Dataset rows:

──────────────────────────────

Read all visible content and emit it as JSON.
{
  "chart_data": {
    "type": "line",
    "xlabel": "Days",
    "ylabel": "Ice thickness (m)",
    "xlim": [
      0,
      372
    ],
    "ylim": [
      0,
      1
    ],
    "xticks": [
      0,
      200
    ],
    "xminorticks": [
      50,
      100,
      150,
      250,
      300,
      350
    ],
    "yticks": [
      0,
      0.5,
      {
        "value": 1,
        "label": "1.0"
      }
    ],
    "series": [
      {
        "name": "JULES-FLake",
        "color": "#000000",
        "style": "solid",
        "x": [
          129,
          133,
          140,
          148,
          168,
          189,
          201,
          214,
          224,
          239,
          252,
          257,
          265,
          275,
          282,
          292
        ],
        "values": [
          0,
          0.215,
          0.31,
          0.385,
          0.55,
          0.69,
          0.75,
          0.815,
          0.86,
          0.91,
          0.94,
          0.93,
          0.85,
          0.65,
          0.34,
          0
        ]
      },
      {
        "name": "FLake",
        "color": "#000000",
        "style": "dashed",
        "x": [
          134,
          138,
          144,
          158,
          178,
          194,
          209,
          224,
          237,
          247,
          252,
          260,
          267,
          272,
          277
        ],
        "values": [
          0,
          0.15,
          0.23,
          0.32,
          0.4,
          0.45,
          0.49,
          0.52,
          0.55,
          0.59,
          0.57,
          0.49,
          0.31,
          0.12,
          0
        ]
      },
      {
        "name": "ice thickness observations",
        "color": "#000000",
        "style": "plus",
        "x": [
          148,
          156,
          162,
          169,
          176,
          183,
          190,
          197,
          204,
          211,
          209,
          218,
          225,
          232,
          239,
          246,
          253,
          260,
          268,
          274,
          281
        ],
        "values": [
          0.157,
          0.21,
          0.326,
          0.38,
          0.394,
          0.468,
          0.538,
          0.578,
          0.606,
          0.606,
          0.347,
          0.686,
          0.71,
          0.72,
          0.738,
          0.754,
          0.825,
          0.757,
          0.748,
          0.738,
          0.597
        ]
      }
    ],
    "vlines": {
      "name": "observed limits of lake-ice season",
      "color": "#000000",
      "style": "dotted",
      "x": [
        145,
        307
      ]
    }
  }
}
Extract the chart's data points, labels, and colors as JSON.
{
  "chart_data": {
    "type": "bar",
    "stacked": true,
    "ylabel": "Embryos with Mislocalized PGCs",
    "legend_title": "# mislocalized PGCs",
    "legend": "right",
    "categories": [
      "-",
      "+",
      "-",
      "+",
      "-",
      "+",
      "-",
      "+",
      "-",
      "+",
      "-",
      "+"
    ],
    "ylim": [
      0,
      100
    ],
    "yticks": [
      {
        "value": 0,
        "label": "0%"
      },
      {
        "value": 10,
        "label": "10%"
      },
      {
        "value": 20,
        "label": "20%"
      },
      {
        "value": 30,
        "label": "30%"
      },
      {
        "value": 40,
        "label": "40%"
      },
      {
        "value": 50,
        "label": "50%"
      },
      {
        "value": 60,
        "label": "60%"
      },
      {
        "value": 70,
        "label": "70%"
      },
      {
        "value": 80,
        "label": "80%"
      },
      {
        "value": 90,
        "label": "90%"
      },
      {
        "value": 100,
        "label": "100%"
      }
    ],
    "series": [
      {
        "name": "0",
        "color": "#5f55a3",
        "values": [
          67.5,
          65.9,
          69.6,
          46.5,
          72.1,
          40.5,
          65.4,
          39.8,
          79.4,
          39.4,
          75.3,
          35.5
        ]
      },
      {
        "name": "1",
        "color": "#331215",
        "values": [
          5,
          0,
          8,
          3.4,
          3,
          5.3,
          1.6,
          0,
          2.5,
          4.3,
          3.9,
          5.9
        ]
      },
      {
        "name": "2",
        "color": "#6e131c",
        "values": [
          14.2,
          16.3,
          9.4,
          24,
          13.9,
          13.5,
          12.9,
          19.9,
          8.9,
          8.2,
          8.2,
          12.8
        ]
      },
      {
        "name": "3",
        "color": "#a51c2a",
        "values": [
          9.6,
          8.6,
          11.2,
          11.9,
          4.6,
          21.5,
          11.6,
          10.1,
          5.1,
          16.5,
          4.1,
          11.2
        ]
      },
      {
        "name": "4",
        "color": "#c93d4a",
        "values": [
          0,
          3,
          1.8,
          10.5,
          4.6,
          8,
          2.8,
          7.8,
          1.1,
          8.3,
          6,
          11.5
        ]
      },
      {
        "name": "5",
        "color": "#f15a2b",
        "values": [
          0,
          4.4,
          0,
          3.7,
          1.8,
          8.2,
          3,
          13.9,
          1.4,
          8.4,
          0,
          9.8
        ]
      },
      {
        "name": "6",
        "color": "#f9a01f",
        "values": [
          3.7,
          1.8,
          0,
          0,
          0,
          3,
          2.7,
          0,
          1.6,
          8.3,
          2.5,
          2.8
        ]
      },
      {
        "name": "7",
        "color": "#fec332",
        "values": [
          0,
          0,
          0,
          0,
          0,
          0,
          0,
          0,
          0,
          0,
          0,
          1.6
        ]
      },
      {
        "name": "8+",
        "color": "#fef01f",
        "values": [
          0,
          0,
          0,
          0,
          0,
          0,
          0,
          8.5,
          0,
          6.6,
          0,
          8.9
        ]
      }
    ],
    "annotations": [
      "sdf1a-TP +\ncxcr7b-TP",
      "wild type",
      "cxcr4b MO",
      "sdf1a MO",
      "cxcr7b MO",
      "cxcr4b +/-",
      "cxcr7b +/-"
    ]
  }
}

──────────────────────────────

#### Problem
Copy out every entry again, exactly as it was given.

#### Completed task
Read all visible content and emit it as JSON.
{
  "chart_data": {
    "type": "line",
    "xlabel": "Days",
    "ylabel": "Ice thickness (m)",
    "xlim": [
      0,
      372
    ],
    "ylim": [
      0,
      1
    ],
    "xticks": [
      0,
      200
    ],
    "xminorticks": [
      50,
      100,
      150,
      250,
      300,
      350
    ],
    "yticks": [
      0,
      0.5,
      {
        "value": 1,
        "label": "1.0"
      }
    ],
    "series": [
      {
        "name": "JULES-FLake",
        "color": "#000000",
        "style": "solid",
        "x": [
          129,
          133,
          140,
          148,
          168,
          189,
          201,
          214,
          224,
          239,
          252,
          257,
          265,
          275,
          282,
          292
        ],
        "values": [
          0,
          0.215,
          0.31,
          0.385,
          0.55,
          0.69,
          0.75,
          0.815,
          0.86,
          0.91,
          0.94,
          0.93,
          0.85,
          0.65,
          0.34,
          0
        ]
      },
      {
        "name": "FLake",
        "color": "#000000",
        "style": "dashed",
        "x": [
          134,
          138,
          144,
          158,
          178,
          194,
          209,
          224,
          237,
          247,
          252,
          260,
          267,
          272,
          277
        ],
        "values": [
          0,
          0.15,
          0.23,
          0.32,
          0.4,
          0.45,
          0.49,
          0.52,
          0.55,
          0.59,
          0.57,
          0.49,
          0.31,
          0.12,
          0
        ]
      },
      {
        "name": "ice thickness observations",
        "color": "#000000",
        "style": "plus",
        "x": [
          148,
          156,
          162,
          169,
          176,
          183,
          190,
          197,
          204,
          211,
          209,
          218,
          225,
          232,
          239,
          246,
          253,
          260,
          268,
          274,
          281
        ],
        "values": [
          0.157,
          0.21,
          0.326,
          0.38,
          0.394,
          0.468,
          0.538,
          0.578,
          0.606,
          0.606,
          0.347,
          0.686,
          0.71,
          0.72,
          0.738,
          0.754,
          0.825,
          0.757,
          0.748,
          0.738,
          0.597
        ]
      }
    ],
    "vlines": {
      "name": "observed limits of lake-ice season",
      "color": "#000000",
      "style": "dotted",
      "x": [
        145,
        307
      ]
    }
  }
}
Extract the chart's data points, labels, and colors as JSON.
{
  "chart_data": {
    "type": "bar",
    "stacked": true,
    "ylabel": "Embryos with Mislocalized PGCs",
    "legend_title": "# mislocalized PGCs",
    "legend": "right",
    "categories": [
      "-",
      "+",
      "-",
      "+",
      "-",
      "+",
      "-",
      "+",
      "-",
      "+",
      "-",
      "+"
    ],
    "ylim": [
      0,
      100
    ],
    "yticks": [
      {
        "value": 0,
        "label": "0%"
      },
      {
        "value": 10,
        "label": "10%"
      },
      {
        "value": 20,
        "label": "20%"
      },
      {
        "value": 30,
        "label": "30%"
      },
      {
        "value": 40,
        "label": "40%"
      },
      {
        "value": 50,
        "label": "50%"
      },
      {
        "value": 60,
        "label": "60%"
      },
      {
        "value": 70,
        "label": "70%"
      },
      {
        "value": 80,
        "label": "80%"
      },
      {
        "value": 90,
        "label": "90%"
      },
      {
        "value": 100,
        "label": "100%"
      }
    ],
    "series": [
      {
        "name": "0",
        "color": "#5f55a3",
        "values": [
          67.5,
          65.9,
          69.6,
          46.5,
          72.1,
          40.5,
          65.4,
          39.8,
          79.4,
          39.4,
          75.3,
          35.5
        ]
      },
      {
        "name": "1",
        "color": "#331215",
        "values": [
          5,
          0,
          8,
          3.4,
          3,
          5.3,
          1.6,
          0,
          2.5,
          4.3,
          3.9,
          5.9
        ]
      },
      {
        "name": "2",
        "color": "#6e131c",
        "values": [
          14.2,
          16.3,
          9.4,
          24,
          13.9,
          13.5,
          12.9,
          19.9,
          8.9,
          8.2,
          8.2,
          12.8
        ]
      },
      {
        "name": "3",
        "color": "#a51c2a",
        "values": [
          9.6,
          8.6,
          11.2,
          11.9,
          4.6,
          21.5,
          11.6,
          10.1,
          5.1,
          16.5,
          4.1,
          11.2
        ]
      },
      {
        "name": "4",
        "color": "#c93d4a",
        "values": [
          0,
          3,
          1.8,
          10.5,
          4.6,
          8,
          2.8,
          7.8,
          1.1,
          8.3,
          6,
          11.5
        ]
      },
      {
        "name": "5",
        "color": "#f15a2b",
        "values": [
          0,
          4.4,
          0,
          3.7,
          1.8,
          8.2,
          3,
          13.9,
          1.4,
          8.4,
          0,
          9.8
        ]
      },
      {
        "name": "6",
        "color": "#f9a01f",
        "values": [
          3.7,
          1.8,
          0,
          0,
          0,
          3,
          2.7,
          0,
          1.6,
          8.3,
          2.5,
          2.8
        ]
      },
      {
        "name": "7",
        "color": "#fec332",
        "values": [
          0,
          0,
          0,
          0,
          0,
          0,
          0,
          0,
          0,
          0,
          0,
          1.6
        ]
      },
      {
        "name": "8+",
        "color": "#fef01f",
        "values": [
          0,
          0,
          0,
          0,
          0,
          0,
          0,
          8.5,
          0,
          6.6,
          0,
          8.9
        ]
      }
    ],
    "annotations": [
      "sdf1a-TP +\ncxcr7b-TP",
      "wild type",
      "cxcr4b MO",
      "sdf1a MO",
      "cxcr7b MO",
      "cxcr4b +/-",
      "cxcr7b +/-"
    ]
  }
}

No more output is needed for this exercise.